-- Start of Data supplied --

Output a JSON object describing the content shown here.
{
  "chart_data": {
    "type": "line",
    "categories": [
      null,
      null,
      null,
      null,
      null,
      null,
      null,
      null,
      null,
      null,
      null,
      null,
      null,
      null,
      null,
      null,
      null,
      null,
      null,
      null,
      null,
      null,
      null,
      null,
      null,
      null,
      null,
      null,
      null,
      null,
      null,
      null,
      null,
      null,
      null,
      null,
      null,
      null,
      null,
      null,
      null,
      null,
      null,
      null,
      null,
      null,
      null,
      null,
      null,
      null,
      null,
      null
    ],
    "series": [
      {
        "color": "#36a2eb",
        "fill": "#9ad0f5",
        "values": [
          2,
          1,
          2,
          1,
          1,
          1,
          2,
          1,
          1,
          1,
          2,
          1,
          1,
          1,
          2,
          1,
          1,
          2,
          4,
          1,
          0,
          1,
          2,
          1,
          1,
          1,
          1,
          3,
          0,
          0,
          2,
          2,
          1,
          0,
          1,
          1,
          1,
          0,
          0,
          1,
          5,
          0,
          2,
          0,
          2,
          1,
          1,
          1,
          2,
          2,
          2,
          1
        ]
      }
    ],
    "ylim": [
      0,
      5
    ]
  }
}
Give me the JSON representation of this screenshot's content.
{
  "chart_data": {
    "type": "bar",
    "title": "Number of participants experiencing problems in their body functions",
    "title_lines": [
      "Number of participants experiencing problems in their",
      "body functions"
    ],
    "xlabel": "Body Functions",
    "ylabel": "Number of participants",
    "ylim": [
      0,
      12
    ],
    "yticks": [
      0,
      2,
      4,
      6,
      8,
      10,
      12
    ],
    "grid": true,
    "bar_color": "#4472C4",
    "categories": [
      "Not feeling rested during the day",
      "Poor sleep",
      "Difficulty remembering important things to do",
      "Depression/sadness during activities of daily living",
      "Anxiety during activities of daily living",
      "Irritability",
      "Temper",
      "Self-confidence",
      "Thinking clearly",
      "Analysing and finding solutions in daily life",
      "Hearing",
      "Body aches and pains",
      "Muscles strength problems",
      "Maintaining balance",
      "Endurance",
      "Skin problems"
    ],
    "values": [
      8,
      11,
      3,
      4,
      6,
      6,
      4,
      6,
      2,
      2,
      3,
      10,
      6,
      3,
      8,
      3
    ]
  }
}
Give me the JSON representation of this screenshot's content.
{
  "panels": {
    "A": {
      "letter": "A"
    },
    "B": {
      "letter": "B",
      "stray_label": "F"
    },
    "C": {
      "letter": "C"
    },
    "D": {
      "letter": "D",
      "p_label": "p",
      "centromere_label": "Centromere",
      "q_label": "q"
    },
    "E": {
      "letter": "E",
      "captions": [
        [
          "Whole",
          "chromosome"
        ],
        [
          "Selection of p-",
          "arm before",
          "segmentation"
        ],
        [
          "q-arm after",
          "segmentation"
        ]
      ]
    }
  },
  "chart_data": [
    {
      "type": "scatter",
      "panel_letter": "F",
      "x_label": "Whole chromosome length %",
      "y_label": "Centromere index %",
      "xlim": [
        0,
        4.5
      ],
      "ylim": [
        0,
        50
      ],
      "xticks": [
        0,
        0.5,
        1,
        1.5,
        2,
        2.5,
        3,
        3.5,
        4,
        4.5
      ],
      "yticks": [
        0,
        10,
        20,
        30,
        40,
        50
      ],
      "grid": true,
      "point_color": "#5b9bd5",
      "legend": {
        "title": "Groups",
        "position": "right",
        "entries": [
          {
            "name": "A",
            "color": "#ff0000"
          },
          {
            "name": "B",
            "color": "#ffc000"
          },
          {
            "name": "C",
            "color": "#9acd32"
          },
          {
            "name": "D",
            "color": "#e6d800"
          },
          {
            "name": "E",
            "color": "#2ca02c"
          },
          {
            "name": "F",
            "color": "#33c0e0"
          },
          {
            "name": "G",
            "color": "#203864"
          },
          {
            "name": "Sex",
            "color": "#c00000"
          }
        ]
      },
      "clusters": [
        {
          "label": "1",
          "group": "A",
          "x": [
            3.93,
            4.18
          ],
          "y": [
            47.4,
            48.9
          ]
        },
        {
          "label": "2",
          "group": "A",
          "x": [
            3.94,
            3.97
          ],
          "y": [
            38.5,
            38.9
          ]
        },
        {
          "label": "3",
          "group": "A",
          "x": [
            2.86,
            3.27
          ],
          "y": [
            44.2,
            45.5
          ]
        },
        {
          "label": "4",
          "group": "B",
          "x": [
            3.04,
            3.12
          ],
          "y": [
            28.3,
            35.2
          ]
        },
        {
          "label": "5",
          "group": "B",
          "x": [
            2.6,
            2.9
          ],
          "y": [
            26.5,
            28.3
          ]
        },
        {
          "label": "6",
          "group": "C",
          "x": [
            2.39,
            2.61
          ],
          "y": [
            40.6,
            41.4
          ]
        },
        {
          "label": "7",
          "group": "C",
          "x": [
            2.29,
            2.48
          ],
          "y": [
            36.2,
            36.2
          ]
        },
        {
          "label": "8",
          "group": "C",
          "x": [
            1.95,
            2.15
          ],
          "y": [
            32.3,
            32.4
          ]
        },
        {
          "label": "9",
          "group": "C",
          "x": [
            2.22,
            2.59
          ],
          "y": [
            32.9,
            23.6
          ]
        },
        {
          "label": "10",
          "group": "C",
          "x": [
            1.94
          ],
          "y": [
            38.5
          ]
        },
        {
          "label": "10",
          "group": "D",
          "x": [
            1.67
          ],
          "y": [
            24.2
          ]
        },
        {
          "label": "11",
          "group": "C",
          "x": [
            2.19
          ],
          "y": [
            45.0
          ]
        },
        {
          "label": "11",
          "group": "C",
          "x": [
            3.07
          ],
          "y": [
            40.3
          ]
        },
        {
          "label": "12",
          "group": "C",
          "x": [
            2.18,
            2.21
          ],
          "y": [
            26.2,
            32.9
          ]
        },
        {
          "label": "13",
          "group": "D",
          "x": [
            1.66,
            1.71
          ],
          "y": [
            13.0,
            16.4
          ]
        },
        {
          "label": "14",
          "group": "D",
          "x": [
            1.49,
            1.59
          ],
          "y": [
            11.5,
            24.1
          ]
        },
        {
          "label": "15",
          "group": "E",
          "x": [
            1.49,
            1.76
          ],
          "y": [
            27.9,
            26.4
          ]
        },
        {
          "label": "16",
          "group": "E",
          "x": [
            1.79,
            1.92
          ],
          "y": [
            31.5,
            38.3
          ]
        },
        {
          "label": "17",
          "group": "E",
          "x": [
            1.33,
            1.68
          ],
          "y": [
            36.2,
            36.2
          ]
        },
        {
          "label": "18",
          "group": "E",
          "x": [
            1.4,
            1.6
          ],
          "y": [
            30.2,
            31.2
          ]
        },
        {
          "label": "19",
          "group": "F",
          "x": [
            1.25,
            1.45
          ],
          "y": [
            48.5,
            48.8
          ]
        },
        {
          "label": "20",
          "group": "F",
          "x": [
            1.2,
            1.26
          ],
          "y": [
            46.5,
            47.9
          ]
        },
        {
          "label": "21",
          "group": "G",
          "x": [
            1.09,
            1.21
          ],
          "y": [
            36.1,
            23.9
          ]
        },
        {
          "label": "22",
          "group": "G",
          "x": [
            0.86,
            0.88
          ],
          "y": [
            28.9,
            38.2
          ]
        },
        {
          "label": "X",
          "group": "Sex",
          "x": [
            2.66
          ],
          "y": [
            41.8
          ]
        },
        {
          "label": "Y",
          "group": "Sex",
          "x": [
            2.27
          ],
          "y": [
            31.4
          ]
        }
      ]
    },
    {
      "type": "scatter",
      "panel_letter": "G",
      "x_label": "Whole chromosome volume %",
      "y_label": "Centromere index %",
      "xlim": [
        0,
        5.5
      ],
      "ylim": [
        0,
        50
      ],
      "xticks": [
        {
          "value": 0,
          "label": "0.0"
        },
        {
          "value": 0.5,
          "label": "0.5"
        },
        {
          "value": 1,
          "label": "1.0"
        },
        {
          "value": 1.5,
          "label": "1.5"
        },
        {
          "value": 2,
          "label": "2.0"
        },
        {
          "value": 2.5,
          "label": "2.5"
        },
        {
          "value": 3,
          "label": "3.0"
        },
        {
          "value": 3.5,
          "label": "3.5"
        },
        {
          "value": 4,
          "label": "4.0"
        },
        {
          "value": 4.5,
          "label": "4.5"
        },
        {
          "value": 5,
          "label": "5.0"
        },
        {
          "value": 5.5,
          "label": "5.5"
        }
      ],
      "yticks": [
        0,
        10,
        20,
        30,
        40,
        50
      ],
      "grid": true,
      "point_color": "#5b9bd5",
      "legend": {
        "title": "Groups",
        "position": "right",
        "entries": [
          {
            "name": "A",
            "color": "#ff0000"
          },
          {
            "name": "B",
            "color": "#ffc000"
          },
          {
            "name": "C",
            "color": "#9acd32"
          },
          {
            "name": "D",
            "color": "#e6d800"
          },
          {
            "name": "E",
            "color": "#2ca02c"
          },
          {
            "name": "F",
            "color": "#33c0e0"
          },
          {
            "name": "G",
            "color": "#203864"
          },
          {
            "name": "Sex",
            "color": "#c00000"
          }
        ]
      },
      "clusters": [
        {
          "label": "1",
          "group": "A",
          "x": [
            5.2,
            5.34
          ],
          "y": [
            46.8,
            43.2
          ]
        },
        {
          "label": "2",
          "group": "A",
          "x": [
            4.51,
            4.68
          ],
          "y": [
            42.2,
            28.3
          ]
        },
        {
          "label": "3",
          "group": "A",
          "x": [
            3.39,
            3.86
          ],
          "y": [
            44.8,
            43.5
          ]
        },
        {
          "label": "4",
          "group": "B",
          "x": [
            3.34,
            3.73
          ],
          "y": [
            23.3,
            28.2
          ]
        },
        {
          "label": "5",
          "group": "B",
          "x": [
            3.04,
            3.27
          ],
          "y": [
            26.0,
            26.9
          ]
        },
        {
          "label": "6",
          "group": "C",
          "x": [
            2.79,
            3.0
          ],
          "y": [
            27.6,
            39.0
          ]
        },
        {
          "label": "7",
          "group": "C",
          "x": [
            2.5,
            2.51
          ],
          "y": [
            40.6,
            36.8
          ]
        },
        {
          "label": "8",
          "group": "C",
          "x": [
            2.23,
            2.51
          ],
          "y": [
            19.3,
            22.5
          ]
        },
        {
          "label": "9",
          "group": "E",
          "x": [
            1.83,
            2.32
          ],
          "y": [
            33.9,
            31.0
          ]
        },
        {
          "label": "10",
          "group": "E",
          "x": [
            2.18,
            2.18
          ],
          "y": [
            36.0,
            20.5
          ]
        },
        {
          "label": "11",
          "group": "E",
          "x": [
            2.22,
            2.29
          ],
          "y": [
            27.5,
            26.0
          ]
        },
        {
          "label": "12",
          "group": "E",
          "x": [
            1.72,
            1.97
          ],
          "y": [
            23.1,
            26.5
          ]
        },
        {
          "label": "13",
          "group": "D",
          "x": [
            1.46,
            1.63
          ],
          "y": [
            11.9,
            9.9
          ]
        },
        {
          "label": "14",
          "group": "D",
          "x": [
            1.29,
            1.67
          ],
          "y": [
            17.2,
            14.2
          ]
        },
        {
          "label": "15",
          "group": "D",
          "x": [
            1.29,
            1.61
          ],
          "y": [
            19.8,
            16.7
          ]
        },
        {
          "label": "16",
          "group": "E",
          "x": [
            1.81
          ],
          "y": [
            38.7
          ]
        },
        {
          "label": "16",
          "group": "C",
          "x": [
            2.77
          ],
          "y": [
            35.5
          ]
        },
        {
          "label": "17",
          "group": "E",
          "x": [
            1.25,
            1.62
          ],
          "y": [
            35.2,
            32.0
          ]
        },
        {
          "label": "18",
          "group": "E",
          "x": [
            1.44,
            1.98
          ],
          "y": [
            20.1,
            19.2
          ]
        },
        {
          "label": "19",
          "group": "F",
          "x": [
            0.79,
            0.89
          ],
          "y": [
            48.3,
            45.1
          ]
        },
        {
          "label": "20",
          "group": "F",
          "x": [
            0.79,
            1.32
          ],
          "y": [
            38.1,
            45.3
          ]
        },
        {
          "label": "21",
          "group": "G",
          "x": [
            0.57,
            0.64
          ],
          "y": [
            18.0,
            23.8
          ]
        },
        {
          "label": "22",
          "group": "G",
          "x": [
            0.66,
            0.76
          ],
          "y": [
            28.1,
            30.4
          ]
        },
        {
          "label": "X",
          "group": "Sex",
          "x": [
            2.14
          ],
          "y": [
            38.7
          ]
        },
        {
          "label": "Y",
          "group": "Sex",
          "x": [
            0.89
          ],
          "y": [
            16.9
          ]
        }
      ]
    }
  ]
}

-- End of Data supplied --

Every line above that contains the word "problems" should be reported.

** Task result **
    "title": "Number of participants experiencing problems in their body functions",
      "Number of participants experiencing problems in their",
      "Muscles strength problems",
      "Skin problems"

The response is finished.